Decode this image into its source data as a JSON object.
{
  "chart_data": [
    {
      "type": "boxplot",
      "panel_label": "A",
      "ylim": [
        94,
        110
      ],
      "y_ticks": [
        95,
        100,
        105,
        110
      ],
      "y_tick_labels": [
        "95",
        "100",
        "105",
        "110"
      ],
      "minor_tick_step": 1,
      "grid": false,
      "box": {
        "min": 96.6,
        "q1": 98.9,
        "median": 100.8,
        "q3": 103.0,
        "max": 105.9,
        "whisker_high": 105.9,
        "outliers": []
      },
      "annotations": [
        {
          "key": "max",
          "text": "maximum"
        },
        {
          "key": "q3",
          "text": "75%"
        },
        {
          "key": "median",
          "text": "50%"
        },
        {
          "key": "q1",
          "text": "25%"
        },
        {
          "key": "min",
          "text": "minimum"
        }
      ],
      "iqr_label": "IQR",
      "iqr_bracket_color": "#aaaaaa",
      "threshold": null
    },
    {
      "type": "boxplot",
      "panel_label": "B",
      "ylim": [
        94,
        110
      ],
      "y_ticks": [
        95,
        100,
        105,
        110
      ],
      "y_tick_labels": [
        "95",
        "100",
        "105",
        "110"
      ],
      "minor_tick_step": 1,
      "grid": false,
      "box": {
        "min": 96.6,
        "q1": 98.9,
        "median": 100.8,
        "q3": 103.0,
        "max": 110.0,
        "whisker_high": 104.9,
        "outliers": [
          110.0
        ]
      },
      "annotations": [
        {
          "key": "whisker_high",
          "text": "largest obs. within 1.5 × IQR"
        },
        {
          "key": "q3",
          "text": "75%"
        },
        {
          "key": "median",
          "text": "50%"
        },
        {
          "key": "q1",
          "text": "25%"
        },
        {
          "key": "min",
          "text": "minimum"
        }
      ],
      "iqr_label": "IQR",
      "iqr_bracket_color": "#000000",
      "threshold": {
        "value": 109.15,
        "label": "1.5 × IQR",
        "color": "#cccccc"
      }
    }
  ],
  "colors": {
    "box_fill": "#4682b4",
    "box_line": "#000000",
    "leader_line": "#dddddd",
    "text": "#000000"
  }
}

§ Task objective
Set every line of the listing down word for word.

§ Correct response
Decode this image into its source data as a JSON object.
{
  "chart_data": [
    {
      "type": "boxplot",
      "panel_label": "A",
      "ylim": [
        94,
        110
      ],
      "y_ticks": [
        95,
        100,
        105,
        110
      ],
      "y_tick_labels": [
        "95",
        "100",
        "105",
        "110"
      ],
      "minor_tick_step": 1,
      "grid": false,
      "box": {
        "min": 96.6,
        "q1": 98.9,
        "median": 100.8,
        "q3": 103.0,
        "max": 105.9,
        "whisker_high": 105.9,
        "outliers": []
      },
      "annotations": [
        {
          "key": "max",
          "text": "maximum"
        },
        {
          "key": "q3",
          "text": "75%"
        },
        {
          "key": "median",
          "text": "50%"
        },
        {
          "key": "q1",
          "text": "25%"
        },
        {
          "key": "min",
          "text": "minimum"
        }
      ],
      "iqr_label": "IQR",
      "iqr_bracket_color": "#aaaaaa",
      "threshold": null
    },
    {
      "type": "boxplot",
      "panel_label": "B",
      "ylim": [
        94,
        110
      ],
      "y_ticks": [
        95,
        100,
        105,
        110
      ],
      "y_tick_labels": [
        "95",
        "100",
        "105",
        "110"
      ],
      "minor_tick_step": 1,
      "grid": false,
      "box": {
        "min": 96.6,
        "q1": 98.9,
        "median": 100.8,
        "q3": 103.0,
        "max": 110.0,
        "whisker_high": 104.9,
        "outliers": [
          110.0
        ]
      },
      "annotations": [
        {
          "key": "whisker_high",
          "text": "largest obs. within 1.5 × IQR"
        },
        {
          "key": "q3",
          "text": "75%"
        },
        {
          "key": "median",
          "text": "50%"
        },
        {
          "key": "q1",
          "text": "25%"
        },
        {
          "key": "min",
          "text": "minimum"
        }
      ],
      "iqr_label": "IQR",
      "iqr_bracket_color": "#000000",
      "threshold": {
        "value": 109.15,
        "label": "1.5 × IQR",
        "color": "#cccccc"
      }
    }
  ],
  "colors": {
    "box_fill": "#4682b4",
    "box_line": "#000000",
    "leader_line": "#dddddd",
    "text": "#000000"
  }
}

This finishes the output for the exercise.